Work to complete:
Count the lines in the entries below that mention the string "Pregnancy", then write that number by itself.

Dataset entries:
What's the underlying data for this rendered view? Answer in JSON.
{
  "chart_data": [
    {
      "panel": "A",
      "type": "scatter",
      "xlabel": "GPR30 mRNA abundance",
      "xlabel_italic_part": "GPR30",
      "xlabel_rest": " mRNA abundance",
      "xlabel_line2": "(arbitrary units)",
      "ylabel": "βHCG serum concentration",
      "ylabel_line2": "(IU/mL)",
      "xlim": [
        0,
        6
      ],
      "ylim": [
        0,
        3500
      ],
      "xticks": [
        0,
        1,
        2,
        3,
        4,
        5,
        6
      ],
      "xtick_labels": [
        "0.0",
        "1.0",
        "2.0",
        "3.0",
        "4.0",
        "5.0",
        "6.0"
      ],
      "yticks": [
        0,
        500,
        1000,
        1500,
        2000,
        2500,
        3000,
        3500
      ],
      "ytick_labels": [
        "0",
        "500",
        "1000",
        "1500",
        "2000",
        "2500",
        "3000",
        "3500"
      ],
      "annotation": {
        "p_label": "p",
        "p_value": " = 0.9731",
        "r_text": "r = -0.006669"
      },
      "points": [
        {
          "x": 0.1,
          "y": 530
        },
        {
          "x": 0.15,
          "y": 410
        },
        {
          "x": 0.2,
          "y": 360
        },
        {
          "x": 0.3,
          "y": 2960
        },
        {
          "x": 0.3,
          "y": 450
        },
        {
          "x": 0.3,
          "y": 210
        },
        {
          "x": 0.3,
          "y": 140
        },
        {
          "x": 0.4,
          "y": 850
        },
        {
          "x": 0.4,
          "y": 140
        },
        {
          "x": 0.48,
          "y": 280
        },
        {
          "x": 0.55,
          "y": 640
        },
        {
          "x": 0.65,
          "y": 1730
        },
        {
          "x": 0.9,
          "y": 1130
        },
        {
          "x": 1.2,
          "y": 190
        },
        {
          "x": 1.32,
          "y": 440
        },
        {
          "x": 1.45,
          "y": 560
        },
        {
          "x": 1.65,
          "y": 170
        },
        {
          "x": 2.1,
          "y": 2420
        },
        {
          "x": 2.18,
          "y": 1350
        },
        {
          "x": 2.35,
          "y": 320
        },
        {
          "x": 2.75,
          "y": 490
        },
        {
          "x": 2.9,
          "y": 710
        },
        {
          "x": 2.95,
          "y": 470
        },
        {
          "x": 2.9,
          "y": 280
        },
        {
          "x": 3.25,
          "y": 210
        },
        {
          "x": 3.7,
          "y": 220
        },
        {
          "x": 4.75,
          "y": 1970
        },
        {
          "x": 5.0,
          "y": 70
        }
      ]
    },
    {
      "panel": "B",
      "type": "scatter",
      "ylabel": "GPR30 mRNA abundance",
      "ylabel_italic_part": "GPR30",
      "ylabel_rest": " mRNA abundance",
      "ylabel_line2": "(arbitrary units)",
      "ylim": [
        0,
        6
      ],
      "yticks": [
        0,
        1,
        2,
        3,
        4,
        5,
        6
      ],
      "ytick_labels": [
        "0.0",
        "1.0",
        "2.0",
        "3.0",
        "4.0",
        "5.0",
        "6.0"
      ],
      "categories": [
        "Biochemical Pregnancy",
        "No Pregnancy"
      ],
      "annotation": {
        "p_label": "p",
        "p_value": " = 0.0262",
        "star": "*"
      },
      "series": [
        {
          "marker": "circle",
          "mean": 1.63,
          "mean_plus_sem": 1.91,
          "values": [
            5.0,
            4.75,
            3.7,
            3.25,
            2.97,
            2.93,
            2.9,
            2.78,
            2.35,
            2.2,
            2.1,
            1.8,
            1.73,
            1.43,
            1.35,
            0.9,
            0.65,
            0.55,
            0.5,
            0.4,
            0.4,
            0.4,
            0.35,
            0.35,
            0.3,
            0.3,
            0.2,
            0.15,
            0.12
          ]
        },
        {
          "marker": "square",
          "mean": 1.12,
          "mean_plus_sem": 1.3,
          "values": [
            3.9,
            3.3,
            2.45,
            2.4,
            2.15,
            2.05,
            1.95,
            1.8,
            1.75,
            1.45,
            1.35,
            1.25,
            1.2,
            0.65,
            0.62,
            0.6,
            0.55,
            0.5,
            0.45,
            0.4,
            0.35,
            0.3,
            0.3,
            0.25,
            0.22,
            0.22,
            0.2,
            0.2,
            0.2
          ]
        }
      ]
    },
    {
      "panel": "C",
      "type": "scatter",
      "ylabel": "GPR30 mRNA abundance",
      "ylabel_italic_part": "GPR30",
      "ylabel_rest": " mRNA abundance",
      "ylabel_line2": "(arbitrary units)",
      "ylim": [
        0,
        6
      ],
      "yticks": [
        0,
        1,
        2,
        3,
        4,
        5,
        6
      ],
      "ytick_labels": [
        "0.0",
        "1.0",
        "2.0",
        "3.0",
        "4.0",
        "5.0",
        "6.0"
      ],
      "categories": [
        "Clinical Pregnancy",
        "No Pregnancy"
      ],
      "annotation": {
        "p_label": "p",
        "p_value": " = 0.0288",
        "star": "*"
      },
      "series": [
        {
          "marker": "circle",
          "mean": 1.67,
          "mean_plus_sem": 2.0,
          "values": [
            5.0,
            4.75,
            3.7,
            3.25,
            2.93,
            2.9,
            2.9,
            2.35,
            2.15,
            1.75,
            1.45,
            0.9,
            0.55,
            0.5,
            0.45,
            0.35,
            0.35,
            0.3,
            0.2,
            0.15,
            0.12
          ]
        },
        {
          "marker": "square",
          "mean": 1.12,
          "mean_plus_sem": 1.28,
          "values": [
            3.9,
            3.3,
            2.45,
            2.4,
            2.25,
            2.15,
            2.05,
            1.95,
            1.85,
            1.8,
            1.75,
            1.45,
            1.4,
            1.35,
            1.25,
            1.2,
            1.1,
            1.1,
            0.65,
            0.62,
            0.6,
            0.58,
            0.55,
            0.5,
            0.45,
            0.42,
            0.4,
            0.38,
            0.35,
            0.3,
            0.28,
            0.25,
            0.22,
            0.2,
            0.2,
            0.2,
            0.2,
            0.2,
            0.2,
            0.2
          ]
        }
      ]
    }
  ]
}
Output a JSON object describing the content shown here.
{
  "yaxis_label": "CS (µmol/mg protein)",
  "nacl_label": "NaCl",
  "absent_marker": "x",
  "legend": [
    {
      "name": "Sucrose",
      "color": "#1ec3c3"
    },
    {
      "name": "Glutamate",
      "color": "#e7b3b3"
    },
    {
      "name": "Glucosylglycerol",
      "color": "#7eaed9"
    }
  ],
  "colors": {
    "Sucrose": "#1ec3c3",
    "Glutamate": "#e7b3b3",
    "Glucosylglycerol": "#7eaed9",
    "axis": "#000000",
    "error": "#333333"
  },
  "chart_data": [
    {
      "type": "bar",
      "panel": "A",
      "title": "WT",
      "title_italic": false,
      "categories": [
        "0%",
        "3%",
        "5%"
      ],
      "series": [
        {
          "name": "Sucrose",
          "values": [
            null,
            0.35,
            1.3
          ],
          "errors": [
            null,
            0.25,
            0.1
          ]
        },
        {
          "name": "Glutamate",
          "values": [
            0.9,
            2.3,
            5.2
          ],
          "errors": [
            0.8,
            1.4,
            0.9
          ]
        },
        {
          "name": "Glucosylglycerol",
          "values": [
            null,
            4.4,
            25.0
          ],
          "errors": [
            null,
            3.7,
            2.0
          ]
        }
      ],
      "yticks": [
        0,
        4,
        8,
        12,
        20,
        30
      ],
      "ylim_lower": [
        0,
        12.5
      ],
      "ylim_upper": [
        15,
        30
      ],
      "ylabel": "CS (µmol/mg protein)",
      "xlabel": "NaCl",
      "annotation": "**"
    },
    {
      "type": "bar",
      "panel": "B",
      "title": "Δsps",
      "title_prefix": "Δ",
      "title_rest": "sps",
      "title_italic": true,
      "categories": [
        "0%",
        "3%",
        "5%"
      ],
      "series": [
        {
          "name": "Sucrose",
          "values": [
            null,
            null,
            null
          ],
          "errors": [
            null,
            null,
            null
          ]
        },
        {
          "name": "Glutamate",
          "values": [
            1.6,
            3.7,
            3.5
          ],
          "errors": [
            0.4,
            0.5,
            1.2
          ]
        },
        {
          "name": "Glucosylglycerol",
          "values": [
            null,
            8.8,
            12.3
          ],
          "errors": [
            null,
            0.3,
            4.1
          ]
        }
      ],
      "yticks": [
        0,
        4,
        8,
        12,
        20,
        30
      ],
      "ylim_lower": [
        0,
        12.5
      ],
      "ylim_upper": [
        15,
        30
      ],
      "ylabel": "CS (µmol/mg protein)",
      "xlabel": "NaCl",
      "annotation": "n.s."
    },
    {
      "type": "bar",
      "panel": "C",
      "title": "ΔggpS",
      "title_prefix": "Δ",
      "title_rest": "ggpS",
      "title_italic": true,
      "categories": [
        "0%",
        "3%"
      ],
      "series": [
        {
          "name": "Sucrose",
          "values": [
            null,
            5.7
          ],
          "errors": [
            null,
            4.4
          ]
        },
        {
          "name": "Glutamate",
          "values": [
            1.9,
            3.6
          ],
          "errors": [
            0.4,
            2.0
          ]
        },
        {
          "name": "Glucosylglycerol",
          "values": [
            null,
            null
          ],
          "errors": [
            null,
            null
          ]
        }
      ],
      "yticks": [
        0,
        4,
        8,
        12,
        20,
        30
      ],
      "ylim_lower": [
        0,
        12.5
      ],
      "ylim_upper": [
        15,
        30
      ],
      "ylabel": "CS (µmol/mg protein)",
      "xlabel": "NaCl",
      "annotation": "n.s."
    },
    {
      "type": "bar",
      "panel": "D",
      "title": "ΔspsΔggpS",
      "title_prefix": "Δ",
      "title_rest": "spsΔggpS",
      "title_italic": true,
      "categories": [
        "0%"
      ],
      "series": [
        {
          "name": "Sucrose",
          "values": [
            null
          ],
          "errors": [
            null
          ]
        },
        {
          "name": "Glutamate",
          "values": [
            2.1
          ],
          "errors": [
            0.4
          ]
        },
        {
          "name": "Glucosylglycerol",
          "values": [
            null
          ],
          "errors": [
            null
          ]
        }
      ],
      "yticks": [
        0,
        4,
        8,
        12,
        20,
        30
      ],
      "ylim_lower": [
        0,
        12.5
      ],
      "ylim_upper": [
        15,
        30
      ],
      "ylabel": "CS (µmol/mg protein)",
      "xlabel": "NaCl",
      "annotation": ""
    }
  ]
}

Task response:
4